**Data listing**
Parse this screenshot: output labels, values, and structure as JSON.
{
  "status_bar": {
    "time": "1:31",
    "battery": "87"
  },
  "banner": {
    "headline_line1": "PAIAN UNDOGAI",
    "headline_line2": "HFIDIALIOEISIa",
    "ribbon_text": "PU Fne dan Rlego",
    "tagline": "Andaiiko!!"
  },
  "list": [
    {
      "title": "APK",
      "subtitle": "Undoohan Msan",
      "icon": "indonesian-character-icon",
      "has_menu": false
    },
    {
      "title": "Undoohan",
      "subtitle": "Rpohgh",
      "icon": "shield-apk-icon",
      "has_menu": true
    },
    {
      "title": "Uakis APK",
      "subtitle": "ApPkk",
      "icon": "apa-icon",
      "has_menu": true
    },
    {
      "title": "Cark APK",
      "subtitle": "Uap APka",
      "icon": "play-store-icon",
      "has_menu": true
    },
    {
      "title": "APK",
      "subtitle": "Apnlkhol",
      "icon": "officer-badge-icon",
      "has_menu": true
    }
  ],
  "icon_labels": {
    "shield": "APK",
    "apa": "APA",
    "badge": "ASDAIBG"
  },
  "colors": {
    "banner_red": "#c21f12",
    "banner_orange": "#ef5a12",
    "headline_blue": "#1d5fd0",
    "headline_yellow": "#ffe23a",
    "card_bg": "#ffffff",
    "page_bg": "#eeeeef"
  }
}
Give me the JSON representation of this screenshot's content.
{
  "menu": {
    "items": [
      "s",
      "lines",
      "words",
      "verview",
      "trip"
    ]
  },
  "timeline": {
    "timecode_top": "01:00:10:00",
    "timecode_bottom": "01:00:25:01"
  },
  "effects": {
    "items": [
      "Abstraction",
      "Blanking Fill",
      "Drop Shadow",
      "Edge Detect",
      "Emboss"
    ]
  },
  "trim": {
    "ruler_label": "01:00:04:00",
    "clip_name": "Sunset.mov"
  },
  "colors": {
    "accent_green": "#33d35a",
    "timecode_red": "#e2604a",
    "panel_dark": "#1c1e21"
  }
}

**Work required**
Without leaving anything out, give the entries again exactly.

**Result**
Parse this screenshot: output labels, values, and structure as JSON.
{
  "status_bar": {
    "time": "1:31",
    "battery": "87"
  },
  "banner": {
    "headline_line1": "PAIAN UNDOGAI",
    "headline_line2": "HFIDIALIOEISIa",
    "ribbon_text": "PU Fne dan Rlego",
    "tagline": "Andaiiko!!"
  },
  "list": [
    {
      "title": "APK",
      "subtitle": "Undoohan Msan",
      "icon": "indonesian-character-icon",
      "has_menu": false
    },
    {
      "title": "Undoohan",
      "subtitle": "Rpohgh",
      "icon": "shield-apk-icon",
      "has_menu": true
    },
    {
      "title": "Uakis APK",
      "subtitle": "ApPkk",
      "icon": "apa-icon",
      "has_menu": true
    },
    {
      "title": "Cark APK",
      "subtitle": "Uap APka",
      "icon": "play-store-icon",
      "has_menu": true
    },
    {
      "title": "APK",
      "subtitle": "Apnlkhol",
      "icon": "officer-badge-icon",
      "has_menu": true
    }
  ],
  "icon_labels": {
    "shield": "APK",
    "apa": "APA",
    "badge": "ASDAIBG"
  },
  "colors": {
    "banner_red": "#c21f12",
    "banner_orange": "#ef5a12",
    "headline_blue": "#1d5fd0",
    "headline_yellow": "#ffe23a",
    "card_bg": "#ffffff",
    "page_bg": "#eeeeef"
  }
}
Give me the JSON representation of this screenshot's content.
{
  "menu": {
    "items": [
      "s",
      "lines",
      "words",
      "verview",
      "trip"
    ]
  },
  "timeline": {
    "timecode_top": "01:00:10:00",
    "timecode_bottom": "01:00:25:01"
  },
  "effects": {
    "items": [
      "Abstraction",
      "Blanking Fill",
      "Drop Shadow",
      "Edge Detect",
      "Emboss"
    ]
  },
  "trim": {
    "ruler_label": "01:00:04:00",
    "clip_name": "Sunset.mov"
  },
  "colors": {
    "accent_green": "#33d35a",
    "timecode_red": "#e2604a",
    "panel_dark": "#1c1e21"
  }
}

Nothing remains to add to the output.